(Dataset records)
□ □ □ □ □ □ □

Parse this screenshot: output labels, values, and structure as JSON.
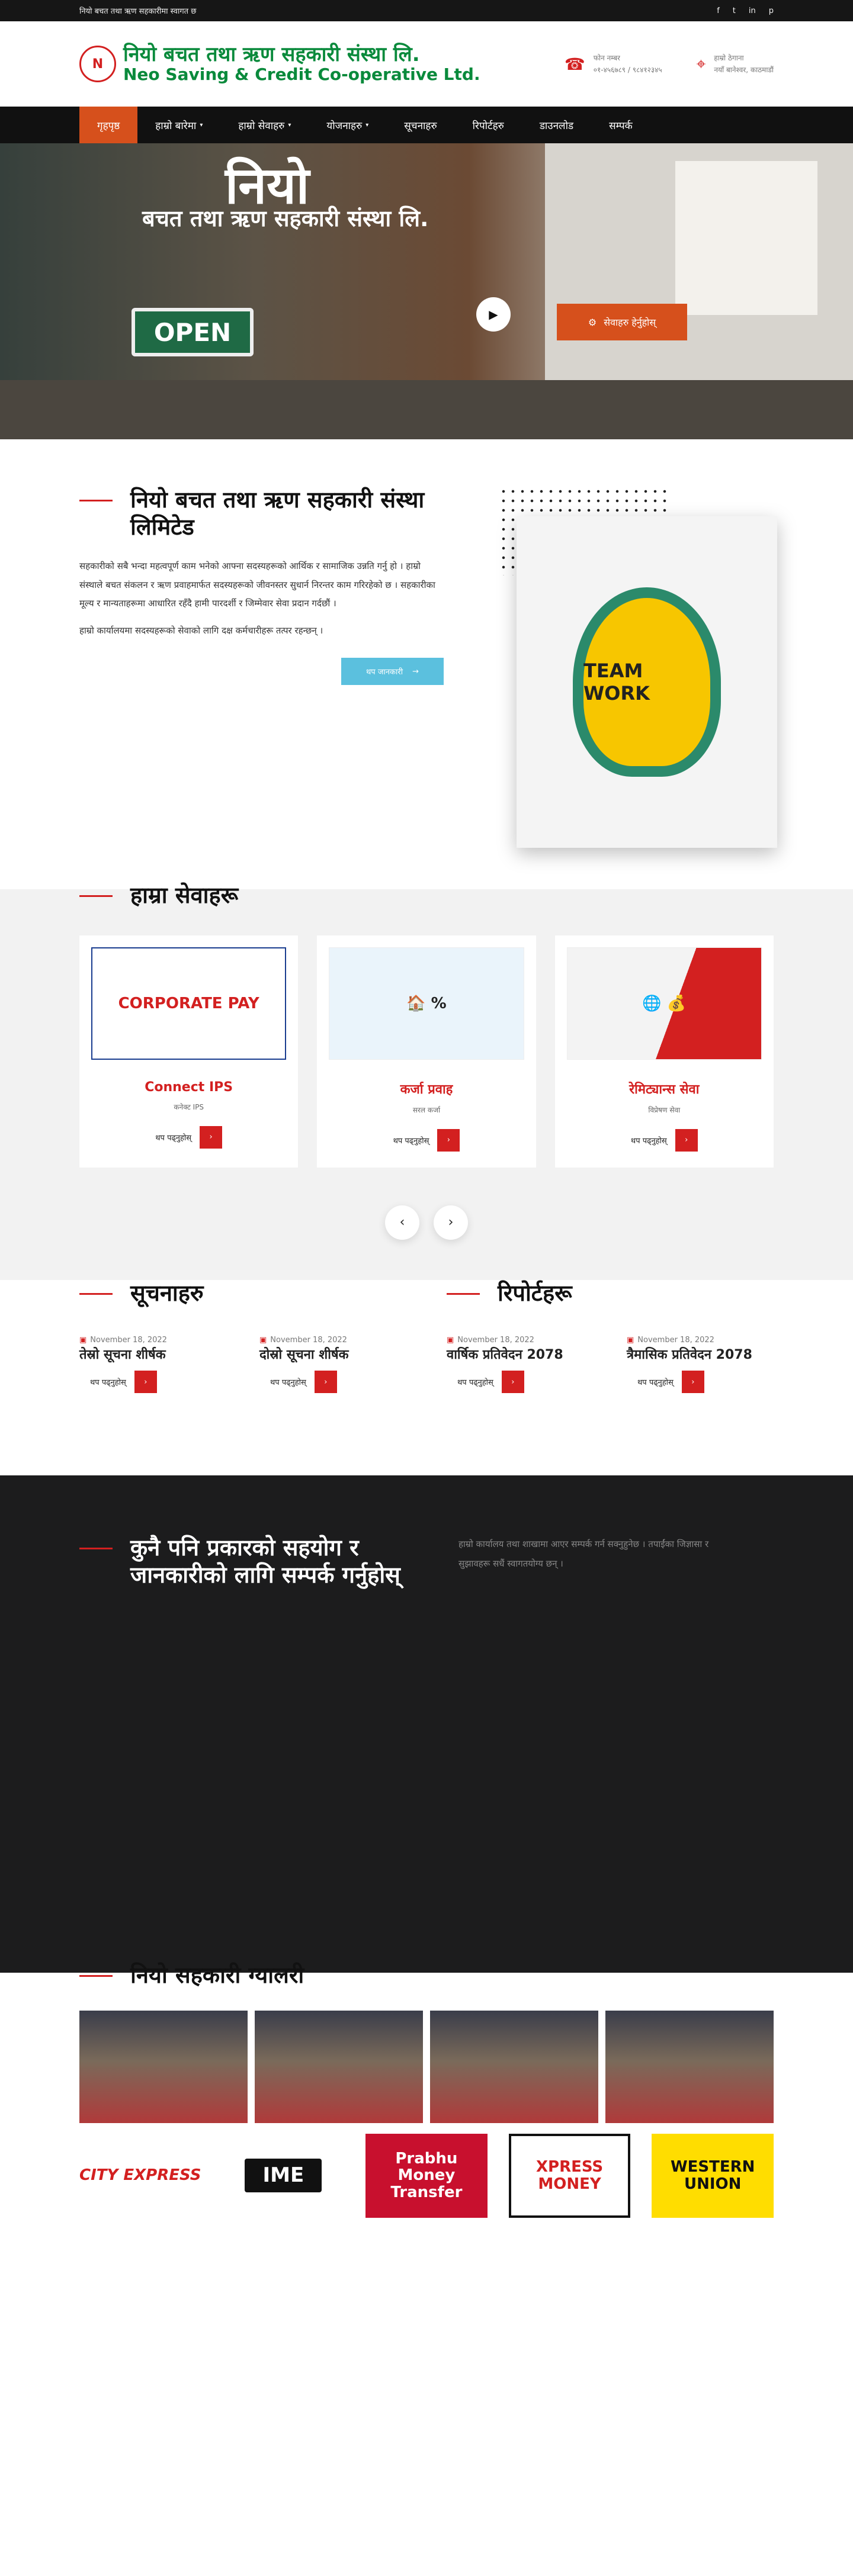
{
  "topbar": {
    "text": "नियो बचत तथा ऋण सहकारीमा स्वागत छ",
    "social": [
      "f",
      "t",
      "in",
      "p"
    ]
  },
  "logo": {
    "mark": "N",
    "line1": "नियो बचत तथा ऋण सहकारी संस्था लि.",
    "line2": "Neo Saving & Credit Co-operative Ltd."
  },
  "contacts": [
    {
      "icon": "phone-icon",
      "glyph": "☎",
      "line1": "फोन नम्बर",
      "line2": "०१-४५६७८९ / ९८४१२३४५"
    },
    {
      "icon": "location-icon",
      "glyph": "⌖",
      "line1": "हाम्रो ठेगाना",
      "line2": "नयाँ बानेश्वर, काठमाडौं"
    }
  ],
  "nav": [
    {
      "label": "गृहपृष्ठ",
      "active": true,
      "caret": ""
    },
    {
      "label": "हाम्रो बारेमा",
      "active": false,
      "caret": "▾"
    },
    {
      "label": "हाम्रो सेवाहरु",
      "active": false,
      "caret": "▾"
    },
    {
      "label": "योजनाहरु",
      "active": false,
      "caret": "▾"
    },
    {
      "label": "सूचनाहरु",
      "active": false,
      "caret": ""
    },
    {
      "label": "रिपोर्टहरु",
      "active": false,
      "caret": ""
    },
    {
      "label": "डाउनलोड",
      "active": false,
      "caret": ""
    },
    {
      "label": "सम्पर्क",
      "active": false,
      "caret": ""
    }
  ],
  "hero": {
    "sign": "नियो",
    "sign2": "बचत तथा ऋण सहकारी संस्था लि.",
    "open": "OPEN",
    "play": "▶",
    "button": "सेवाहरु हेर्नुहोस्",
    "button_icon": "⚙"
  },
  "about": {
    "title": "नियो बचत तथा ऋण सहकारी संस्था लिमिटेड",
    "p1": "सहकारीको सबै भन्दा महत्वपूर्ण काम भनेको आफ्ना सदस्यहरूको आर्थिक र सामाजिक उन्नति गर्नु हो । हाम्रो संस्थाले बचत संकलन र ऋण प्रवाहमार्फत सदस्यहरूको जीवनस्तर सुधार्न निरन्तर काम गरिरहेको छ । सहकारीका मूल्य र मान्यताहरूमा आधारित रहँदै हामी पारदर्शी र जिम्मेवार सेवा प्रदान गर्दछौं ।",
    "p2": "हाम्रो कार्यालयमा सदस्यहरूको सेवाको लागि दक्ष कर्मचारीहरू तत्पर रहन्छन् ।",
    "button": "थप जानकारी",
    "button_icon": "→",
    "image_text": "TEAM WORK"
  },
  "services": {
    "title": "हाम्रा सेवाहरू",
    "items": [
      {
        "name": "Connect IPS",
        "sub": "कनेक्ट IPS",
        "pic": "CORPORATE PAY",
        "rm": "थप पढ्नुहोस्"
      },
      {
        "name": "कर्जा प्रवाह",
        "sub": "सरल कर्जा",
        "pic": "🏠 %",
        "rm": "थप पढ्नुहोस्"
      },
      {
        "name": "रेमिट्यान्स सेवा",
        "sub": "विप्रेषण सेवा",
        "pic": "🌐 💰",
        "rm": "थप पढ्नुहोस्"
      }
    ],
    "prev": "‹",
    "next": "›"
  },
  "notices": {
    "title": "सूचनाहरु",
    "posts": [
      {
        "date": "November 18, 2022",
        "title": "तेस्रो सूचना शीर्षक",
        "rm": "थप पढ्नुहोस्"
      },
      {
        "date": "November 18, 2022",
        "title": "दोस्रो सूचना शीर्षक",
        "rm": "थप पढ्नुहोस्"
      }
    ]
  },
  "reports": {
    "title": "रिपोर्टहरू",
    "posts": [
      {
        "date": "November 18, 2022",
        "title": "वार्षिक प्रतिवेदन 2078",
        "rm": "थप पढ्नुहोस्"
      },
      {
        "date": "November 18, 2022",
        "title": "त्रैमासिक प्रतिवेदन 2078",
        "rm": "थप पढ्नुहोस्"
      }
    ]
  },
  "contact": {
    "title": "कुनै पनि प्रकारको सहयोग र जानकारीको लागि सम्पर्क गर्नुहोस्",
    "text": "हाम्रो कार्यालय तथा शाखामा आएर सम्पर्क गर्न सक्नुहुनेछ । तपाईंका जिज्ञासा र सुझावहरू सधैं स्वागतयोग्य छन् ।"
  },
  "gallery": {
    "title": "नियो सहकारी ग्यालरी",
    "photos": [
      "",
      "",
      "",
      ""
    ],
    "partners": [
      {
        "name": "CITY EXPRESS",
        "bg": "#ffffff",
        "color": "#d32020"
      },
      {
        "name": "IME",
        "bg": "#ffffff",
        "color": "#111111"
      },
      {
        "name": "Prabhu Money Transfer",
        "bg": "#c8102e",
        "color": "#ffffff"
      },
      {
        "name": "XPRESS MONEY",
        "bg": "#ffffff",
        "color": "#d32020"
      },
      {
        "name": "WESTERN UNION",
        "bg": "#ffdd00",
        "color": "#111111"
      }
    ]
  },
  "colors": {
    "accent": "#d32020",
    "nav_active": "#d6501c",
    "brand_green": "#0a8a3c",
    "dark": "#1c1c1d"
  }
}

□ □ □ □ □ □ □

What you are asked to do:
The records above are to be reproduced exactly; the pictures are to be left out.

Answer for the task:
Parse this screenshot: output labels, values, and structure as JSON.
{
  "topbar": {
    "text": "नियो बचत तथा ऋण सहकारीमा स्वागत छ",
    "social": [
      "f",
      "t",
      "in",
      "p"
    ]
  },
  "logo": {
    "mark": "N",
    "line1": "नियो बचत तथा ऋण सहकारी संस्था लि.",
    "line2": "Neo Saving & Credit Co-operative Ltd."
  },
  "contacts": [
    {
      "icon": "phone-icon",
      "glyph": "☎",
      "line1": "फोन नम्बर",
      "line2": "०१-४५६७८९ / ९८४१२३४५"
    },
    {
      "icon": "location-icon",
      "glyph": "⌖",
      "line1": "हाम्रो ठेगाना",
      "line2": "नयाँ बानेश्वर, काठमाडौं"
    }
  ],
  "nav": [
    {
      "label": "गृहपृष्ठ",
      "active": true,
      "caret": ""
    },
    {
      "label": "हाम्रो बारेमा",
      "active": false,
      "caret": "▾"
    },
    {
      "label": "हाम्रो सेवाहरु",
      "active": false,
      "caret": "▾"
    },
    {
      "label": "योजनाहरु",
      "active": false,
      "caret": "▾"
    },
    {
      "label": "सूचनाहरु",
      "active": false,
      "caret": ""
    },
    {
      "label": "रिपोर्टहरु",
      "active": false,
      "caret": ""
    },
    {
      "label": "डाउनलोड",
      "active": false,
      "caret": ""
    },
    {
      "label": "सम्पर्क",
      "active": false,
      "caret": ""
    }
  ],
  "hero": {
    "sign": "नियो",
    "sign2": "बचत तथा ऋण सहकारी संस्था लि.",
    "open": "OPEN",
    "play": "▶",
    "button": "सेवाहरु हेर्नुहोस्",
    "button_icon": "⚙"
  },
  "about": {
    "title": "नियो बचत तथा ऋण सहकारी संस्था लिमिटेड",
    "p1": "सहकारीको सबै भन्दा महत्वपूर्ण काम भनेको आफ्ना सदस्यहरूको आर्थिक र सामाजिक उन्नति गर्नु हो । हाम्रो संस्थाले बचत संकलन र ऋण प्रवाहमार्फत सदस्यहरूको जीवनस्तर सुधार्न निरन्तर काम गरिरहेको छ । सहकारीका मूल्य र मान्यताहरूमा आधारित रहँदै हामी पारदर्शी र जिम्मेवार सेवा प्रदान गर्दछौं ।",
    "p2": "हाम्रो कार्यालयमा सदस्यहरूको सेवाको लागि दक्ष कर्मचारीहरू तत्पर रहन्छन् ।",
    "button": "थप जानकारी",
    "button_icon": "→",
    "image_text": "TEAM WORK"
  },
  "services": {
    "title": "हाम्रा सेवाहरू",
    "items": [
      {
        "name": "Connect IPS",
        "sub": "कनेक्ट IPS",
        "pic": "CORPORATE PAY",
        "rm": "थप पढ्नुहोस्"
      },
      {
        "name": "कर्जा प्रवाह",
        "sub": "सरल कर्जा",
        "pic": "🏠 %",
        "rm": "थप पढ्नुहोस्"
      },
      {
        "name": "रेमिट्यान्स सेवा",
        "sub": "विप्रेषण सेवा",
        "pic": "🌐 💰",
        "rm": "थप पढ्नुहोस्"
      }
    ],
    "prev": "‹",
    "next": "›"
  },
  "notices": {
    "title": "सूचनाहरु",
    "posts": [
      {
        "date": "November 18, 2022",
        "title": "तेस्रो सूचना शीर्षक",
        "rm": "थप पढ्नुहोस्"
      },
      {
        "date": "November 18, 2022",
        "title": "दोस्रो सूचना शीर्षक",
        "rm": "थप पढ्नुहोस्"
      }
    ]
  },
  "reports": {
    "title": "रिपोर्टहरू",
    "posts": [
      {
        "date": "November 18, 2022",
        "title": "वार्षिक प्रतिवेदन 2078",
        "rm": "थप पढ्नुहोस्"
      },
      {
        "date": "November 18, 2022",
        "title": "त्रैमासिक प्रतिवेदन 2078",
        "rm": "थप पढ्नुहोस्"
      }
    ]
  },
  "contact": {
    "title": "कुनै पनि प्रकारको सहयोग र जानकारीको लागि सम्पर्क गर्नुहोस्",
    "text": "हाम्रो कार्यालय तथा शाखामा आएर सम्पर्क गर्न सक्नुहुनेछ । तपाईंका जिज्ञासा र सुझावहरू सधैं स्वागतयोग्य छन् ।"
  },
  "gallery": {
    "title": "नियो सहकारी ग्यालरी",
    "photos": [
      "",
      "",
      "",
      ""
    ],
    "partners": [
      {
        "name": "CITY EXPRESS",
        "bg": "#ffffff",
        "color": "#d32020"
      },
      {
        "name": "IME",
        "bg": "#ffffff",
        "color": "#111111"
      },
      {
        "name": "Prabhu Money Transfer",
        "bg": "#c8102e",
        "color": "#ffffff"
      },
      {
        "name": "XPRESS MONEY",
        "bg": "#ffffff",
        "color": "#d32020"
      },
      {
        "name": "WESTERN UNION",
        "bg": "#ffdd00",
        "color": "#111111"
      }
    ]
  },
  "colors": {
    "accent": "#d32020",
    "nav_active": "#d6501c",
    "brand_green": "#0a8a3c",
    "dark": "#1c1c1d"
  }
}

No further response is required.